Rows from a dataset:
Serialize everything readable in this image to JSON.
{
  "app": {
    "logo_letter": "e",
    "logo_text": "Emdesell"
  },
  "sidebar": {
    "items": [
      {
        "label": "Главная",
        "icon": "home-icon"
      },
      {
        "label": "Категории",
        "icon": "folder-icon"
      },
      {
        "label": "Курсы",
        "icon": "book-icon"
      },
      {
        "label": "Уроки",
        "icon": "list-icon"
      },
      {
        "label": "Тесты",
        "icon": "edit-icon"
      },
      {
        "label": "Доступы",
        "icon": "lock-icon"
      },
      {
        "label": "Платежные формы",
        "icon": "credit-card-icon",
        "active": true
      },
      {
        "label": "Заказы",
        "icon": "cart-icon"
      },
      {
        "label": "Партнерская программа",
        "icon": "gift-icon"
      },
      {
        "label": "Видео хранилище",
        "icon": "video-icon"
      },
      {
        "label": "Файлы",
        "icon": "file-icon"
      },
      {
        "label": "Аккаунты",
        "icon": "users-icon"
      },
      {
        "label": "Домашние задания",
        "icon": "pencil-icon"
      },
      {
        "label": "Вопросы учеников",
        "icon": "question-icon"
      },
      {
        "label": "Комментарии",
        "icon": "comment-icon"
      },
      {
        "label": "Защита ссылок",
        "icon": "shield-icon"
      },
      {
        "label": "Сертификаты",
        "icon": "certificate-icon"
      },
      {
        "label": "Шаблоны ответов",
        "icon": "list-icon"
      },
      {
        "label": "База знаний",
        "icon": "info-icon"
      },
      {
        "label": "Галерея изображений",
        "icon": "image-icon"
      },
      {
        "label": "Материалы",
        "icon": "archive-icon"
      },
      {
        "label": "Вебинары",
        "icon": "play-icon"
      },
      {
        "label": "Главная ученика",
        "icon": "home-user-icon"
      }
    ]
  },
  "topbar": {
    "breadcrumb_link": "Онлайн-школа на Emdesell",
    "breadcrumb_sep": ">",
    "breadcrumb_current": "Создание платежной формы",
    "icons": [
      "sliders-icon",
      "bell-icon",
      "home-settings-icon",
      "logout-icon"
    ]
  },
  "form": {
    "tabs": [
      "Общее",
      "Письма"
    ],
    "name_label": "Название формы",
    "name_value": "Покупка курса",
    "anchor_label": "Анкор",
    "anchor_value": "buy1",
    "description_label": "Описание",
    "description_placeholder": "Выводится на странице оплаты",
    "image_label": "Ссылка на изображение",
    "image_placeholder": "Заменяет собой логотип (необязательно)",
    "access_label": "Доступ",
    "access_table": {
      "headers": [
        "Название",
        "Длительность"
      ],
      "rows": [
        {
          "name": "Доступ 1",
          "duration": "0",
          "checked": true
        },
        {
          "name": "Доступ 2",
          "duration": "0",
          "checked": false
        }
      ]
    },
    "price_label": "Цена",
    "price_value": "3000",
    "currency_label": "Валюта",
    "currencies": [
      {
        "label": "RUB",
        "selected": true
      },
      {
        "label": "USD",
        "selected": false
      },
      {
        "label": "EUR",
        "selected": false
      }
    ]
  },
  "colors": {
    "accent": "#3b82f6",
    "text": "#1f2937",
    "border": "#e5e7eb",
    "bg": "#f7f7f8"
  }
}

_Given instruction_. Identify each line of the material where the word "формы" shows up, and copy it.

_Solution to this problem_.
        "label": "Платежные формы",
    "breadcrumb_current": "Создание платежной формы",
    "name_label": "Название формы",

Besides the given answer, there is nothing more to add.